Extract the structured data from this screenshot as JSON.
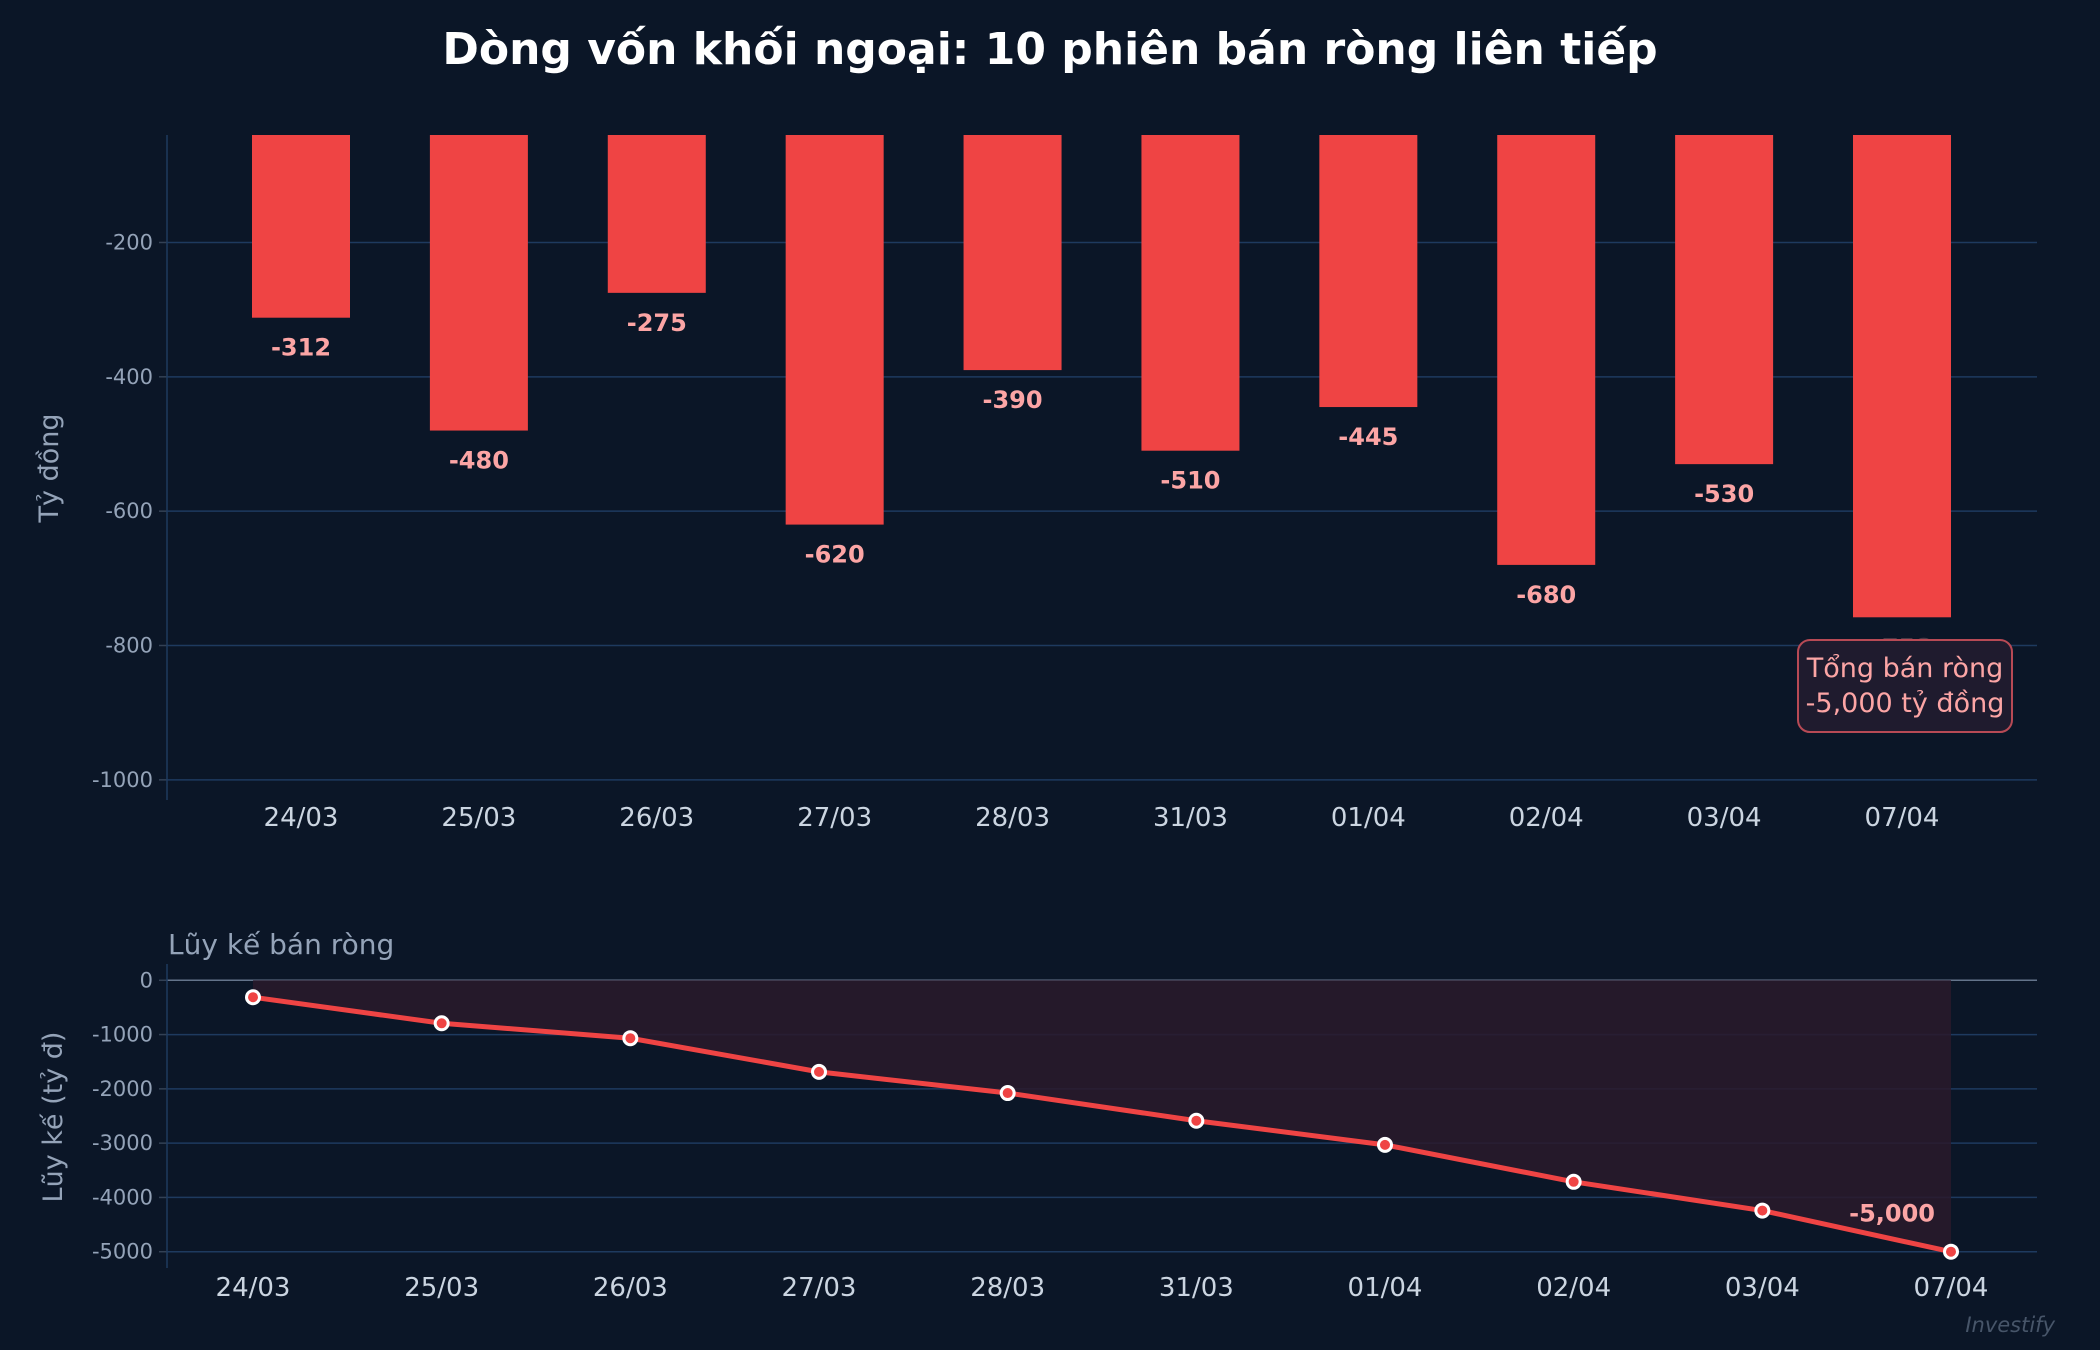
{
  "chart_data": [
    {
      "type": "bar",
      "title": "Dòng vốn khối ngoại: 10 phiên bán ròng liên tiếp",
      "ylabel": "Tỷ đồng",
      "xlabel": "",
      "categories": [
        "24/03",
        "25/03",
        "26/03",
        "27/03",
        "28/03",
        "31/03",
        "01/04",
        "02/04",
        "03/04",
        "07/04"
      ],
      "values": [
        -312,
        -480,
        -275,
        -620,
        -390,
        -510,
        -445,
        -680,
        -530,
        -758
      ],
      "data_labels": [
        "-312",
        "-480",
        "-275",
        "-620",
        "-390",
        "-510",
        "-445",
        "-680",
        "-530",
        "-758"
      ],
      "yticks": [
        -200,
        -400,
        -600,
        -800,
        -1000
      ],
      "ylim": [
        -1030,
        -40
      ],
      "grid": true,
      "annotation": {
        "line1": "Tổng bán ròng",
        "line2": "-5,000 tỷ đồng"
      },
      "colors": {
        "bar": "#ef4444",
        "label": "#fca5a5",
        "grid": "#1e3a5f",
        "background": "#0b1627"
      }
    },
    {
      "type": "area",
      "title": "Lũy kế bán ròng",
      "ylabel": "Lũy kế (tỷ đ)",
      "categories": [
        "24/03",
        "25/03",
        "26/03",
        "27/03",
        "28/03",
        "31/03",
        "01/04",
        "02/04",
        "03/04",
        "07/04"
      ],
      "values": [
        -312,
        -792,
        -1067,
        -1687,
        -2077,
        -2587,
        -3032,
        -3712,
        -4242,
        -5000
      ],
      "yticks": [
        0,
        -1000,
        -2000,
        -3000,
        -4000,
        -5000
      ],
      "ylim": [
        -5300,
        300
      ],
      "grid": true,
      "end_label": "-5,000",
      "colors": {
        "line": "#ef4444",
        "fill": "#2a1a2b",
        "marker_edge": "#ffffff"
      }
    }
  ],
  "watermark": "Investify"
}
____
### BRIEF
Copy all the lines above that hold the string "title".

### EXPECTED OUTPUT
      "title": "Dòng vốn khối ngoại: 10 phiên bán ròng liên tiếp",
      "title": "Lũy kế bán ròng",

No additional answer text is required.